- _Aim_
Repeat the records below exactly as they appear.

Items from a dataset:
----------------------------------------

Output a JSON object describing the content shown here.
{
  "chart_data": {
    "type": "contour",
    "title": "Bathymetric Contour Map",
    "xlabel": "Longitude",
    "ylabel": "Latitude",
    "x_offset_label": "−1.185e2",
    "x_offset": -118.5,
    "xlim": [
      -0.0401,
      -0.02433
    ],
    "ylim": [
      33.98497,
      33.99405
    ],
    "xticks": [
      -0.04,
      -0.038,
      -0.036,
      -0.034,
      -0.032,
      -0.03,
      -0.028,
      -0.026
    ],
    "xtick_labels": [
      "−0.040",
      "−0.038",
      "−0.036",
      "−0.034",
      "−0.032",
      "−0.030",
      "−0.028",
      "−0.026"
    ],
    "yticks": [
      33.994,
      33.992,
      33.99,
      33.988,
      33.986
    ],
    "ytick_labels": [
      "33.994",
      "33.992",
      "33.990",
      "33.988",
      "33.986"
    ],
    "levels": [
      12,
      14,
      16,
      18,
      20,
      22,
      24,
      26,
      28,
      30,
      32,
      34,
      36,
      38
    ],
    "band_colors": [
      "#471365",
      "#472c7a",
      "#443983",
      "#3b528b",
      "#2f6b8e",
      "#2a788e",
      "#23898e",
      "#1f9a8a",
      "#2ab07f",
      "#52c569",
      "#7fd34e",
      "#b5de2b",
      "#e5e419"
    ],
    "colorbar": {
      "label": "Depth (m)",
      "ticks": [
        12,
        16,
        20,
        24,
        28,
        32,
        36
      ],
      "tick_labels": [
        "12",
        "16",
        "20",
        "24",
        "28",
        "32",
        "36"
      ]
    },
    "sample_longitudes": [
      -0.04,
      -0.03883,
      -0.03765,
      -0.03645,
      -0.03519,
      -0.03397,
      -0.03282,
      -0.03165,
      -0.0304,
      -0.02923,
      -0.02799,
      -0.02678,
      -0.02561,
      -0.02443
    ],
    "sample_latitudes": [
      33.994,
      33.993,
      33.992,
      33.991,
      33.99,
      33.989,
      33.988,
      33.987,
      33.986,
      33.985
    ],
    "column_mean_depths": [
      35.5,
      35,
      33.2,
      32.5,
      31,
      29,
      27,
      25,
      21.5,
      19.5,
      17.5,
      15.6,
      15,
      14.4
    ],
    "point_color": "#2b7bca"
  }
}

----------------------------------------

- _Response_
Output a JSON object describing the content shown here.
{
  "chart_data": {
    "type": "contour",
    "title": "Bathymetric Contour Map",
    "xlabel": "Longitude",
    "ylabel": "Latitude",
    "x_offset_label": "−1.185e2",
    "x_offset": -118.5,
    "xlim": [
      -0.0401,
      -0.02433
    ],
    "ylim": [
      33.98497,
      33.99405
    ],
    "xticks": [
      -0.04,
      -0.038,
      -0.036,
      -0.034,
      -0.032,
      -0.03,
      -0.028,
      -0.026
    ],
    "xtick_labels": [
      "−0.040",
      "−0.038",
      "−0.036",
      "−0.034",
      "−0.032",
      "−0.030",
      "−0.028",
      "−0.026"
    ],
    "yticks": [
      33.994,
      33.992,
      33.99,
      33.988,
      33.986
    ],
    "ytick_labels": [
      "33.994",
      "33.992",
      "33.990",
      "33.988",
      "33.986"
    ],
    "levels": [
      12,
      14,
      16,
      18,
      20,
      22,
      24,
      26,
      28,
      30,
      32,
      34,
      36,
      38
    ],
    "band_colors": [
      "#471365",
      "#472c7a",
      "#443983",
      "#3b528b",
      "#2f6b8e",
      "#2a788e",
      "#23898e",
      "#1f9a8a",
      "#2ab07f",
      "#52c569",
      "#7fd34e",
      "#b5de2b",
      "#e5e419"
    ],
    "colorbar": {
      "label": "Depth (m)",
      "ticks": [
        12,
        16,
        20,
        24,
        28,
        32,
        36
      ],
      "tick_labels": [
        "12",
        "16",
        "20",
        "24",
        "28",
        "32",
        "36"
      ]
    },
    "sample_longitudes": [
      -0.04,
      -0.03883,
      -0.03765,
      -0.03645,
      -0.03519,
      -0.03397,
      -0.03282,
      -0.03165,
      -0.0304,
      -0.02923,
      -0.02799,
      -0.02678,
      -0.02561,
      -0.02443
    ],
    "sample_latitudes": [
      33.994,
      33.993,
      33.992,
      33.991,
      33.99,
      33.989,
      33.988,
      33.987,
      33.986,
      33.985
    ],
    "column_mean_depths": [
      35.5,
      35,
      33.2,
      32.5,
      31,
      29,
      27,
      25,
      21.5,
      19.5,
      17.5,
      15.6,
      15,
      14.4
    ],
    "point_color": "#2b7bca"
  }
}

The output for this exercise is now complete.